Instructions to follow
Revise the structure claims text by rewriting everything from "26. The composite" down to "the two areas.", replacing "masts" with "columns" throughout.

─── Text excerpt

26. The composite structure as claimed in 25 wherein two or more modular
structures are joined side-by-side in a single-level composite with like-
sized and shaped wall sections adjacent.
27. The composite structure as claimed in claim 25 wherein two or more modular
structures are joined at different levels with masts of one or more units at one
level are joined to masts of one or more units on a different level.
28. The composite structure as claimed in claim 25 wherein two or more
structures are joined by overlapping floor area of one structure with floor area
of another structure, and joining the two areas.
29. The composite structure as claimed claim 25 comprising a maritime unit,
wherein two or more of the modular structures are joined, each having a
center post extending below floor level, optionally comprising a keel joined
to the two or more center posts below floor level, and optionally comprising
framing elements and skin elements forming a hull.
30. A foldable, deployable framework for a structure, comprising:
- a lower hub having a first central axis;
- a set of three or more equal-length tracks each having a first track end
pivotally attached to the lower hub such that each track pivots in a separate
track plane parallel to the first axis;
a set of three or more masts of equal length, the number of masts equal to
the number of tracks, each mast having a first mast end pivotally and
translatably attached to one of the three tracks such that the masts pivot on
the tracks in planes parallel to the planes of the attached tracks, and the first
mast ends are free to translate along the length of the joined track;
- a set of three or more rafters of equal length greater than the length of either
masts or tracks, the number of rafters equal to the number of masts, each
rafter having a first rafter end pivotally attached at a second mast end,
opposite the first mast end, to one of the three masts, such that the rafters
pivot in planes adjacent to and parallel to the pivot planes of the attached
masts and tracks; and
- an upper hub having a second central axis coaxial with the first central axis of
the lower hub, with each rafter pivotally attached to the upper hub in a manner
allowing the rafters to pivot in their respective rafter planes;
wherein the framework deployed has the tracks in a common plane substantially
orthogonal to the first axis, defining, with the lower hub, a structure floor, has the
masts each at substantially a right angle to the joined track, at an end of the
tracks furthest from the lower hub, adjacent masts defining structure walls, and
the rafters at an obtuse angle to the joined masts such that the axes of the upper
and lower hubs remain coaxial, the rafters and upper hub defining a structure
roof.

──────
─── Entries provided

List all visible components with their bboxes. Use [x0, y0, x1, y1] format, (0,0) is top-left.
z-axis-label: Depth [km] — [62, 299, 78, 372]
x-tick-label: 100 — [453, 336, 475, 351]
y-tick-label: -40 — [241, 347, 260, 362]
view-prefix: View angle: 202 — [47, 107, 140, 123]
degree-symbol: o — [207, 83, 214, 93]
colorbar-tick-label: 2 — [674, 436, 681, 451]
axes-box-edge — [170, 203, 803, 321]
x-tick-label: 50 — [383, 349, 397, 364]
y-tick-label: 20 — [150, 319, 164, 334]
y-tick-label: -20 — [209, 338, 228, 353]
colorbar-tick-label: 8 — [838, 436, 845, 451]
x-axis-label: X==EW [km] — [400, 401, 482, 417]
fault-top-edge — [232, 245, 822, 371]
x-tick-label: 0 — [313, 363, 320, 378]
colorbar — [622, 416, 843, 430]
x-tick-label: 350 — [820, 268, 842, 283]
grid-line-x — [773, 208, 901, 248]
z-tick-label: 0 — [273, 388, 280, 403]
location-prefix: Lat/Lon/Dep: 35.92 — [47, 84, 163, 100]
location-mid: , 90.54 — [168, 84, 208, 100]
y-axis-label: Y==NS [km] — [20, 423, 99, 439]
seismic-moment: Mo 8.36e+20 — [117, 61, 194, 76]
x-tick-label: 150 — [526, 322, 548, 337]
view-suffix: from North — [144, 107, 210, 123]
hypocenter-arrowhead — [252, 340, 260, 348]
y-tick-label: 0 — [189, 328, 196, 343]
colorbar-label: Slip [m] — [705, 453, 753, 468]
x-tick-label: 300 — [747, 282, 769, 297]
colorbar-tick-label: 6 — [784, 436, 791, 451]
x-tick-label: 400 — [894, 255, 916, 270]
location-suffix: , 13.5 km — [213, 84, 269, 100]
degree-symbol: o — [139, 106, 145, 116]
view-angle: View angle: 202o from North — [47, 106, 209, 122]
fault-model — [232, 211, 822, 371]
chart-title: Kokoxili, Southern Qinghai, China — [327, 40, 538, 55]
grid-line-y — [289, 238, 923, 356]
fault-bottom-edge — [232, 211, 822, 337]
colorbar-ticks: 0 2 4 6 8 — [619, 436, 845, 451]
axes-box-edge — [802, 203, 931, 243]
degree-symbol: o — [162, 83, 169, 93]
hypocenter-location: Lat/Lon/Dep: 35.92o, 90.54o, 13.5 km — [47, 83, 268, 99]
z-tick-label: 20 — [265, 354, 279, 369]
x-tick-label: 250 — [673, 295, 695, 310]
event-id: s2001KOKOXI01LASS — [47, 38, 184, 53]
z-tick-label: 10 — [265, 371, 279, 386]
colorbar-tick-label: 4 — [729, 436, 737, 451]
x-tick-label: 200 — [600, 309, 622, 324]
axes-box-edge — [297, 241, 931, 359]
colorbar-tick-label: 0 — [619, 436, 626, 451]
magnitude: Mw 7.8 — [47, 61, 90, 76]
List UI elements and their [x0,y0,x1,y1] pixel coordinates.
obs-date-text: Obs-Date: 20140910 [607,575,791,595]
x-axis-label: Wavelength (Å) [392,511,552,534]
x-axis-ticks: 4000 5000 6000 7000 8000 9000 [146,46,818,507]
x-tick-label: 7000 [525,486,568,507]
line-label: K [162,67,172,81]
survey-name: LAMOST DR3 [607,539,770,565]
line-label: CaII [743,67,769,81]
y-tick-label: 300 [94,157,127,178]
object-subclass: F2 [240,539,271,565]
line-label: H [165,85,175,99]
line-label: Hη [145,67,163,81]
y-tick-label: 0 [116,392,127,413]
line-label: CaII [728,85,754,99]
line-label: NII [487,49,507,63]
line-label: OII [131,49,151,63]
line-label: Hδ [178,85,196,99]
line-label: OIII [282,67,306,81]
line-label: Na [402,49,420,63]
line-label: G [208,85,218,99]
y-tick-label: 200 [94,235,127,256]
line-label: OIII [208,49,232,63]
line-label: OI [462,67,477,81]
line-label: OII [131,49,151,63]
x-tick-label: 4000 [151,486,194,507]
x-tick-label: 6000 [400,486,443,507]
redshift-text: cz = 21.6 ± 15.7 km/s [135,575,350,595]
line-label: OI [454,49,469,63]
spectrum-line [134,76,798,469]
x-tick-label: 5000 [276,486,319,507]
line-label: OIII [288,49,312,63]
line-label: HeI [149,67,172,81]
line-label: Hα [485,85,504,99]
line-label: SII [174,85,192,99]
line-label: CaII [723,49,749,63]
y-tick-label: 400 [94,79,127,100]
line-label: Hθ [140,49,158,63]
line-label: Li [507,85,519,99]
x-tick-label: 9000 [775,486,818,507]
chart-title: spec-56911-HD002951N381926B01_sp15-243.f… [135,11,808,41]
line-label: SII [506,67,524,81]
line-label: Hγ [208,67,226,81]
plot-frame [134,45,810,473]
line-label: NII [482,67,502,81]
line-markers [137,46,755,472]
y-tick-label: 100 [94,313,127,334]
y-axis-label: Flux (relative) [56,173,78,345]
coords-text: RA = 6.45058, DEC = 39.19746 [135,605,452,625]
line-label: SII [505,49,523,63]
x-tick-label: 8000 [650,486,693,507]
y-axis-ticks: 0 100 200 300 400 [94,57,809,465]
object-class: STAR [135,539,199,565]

──────

Right answer
26. The composite structure as claimed in 25 wherein two or more modular
structures are joined side-by-side in a single-level composite with like-
sized and shaped wall sections adjacent.
27. The composite structure as claimed in claim 25 wherein two or more modular
structures are joined at different levels with columns of one or more units at one
level are joined to columns of one or more units on a different level.
28. The composite structure as claimed in claim 25 wherein two or more
structures are joined by overlapping floor area of one structure with floor area
of another structure, and joining the two areas.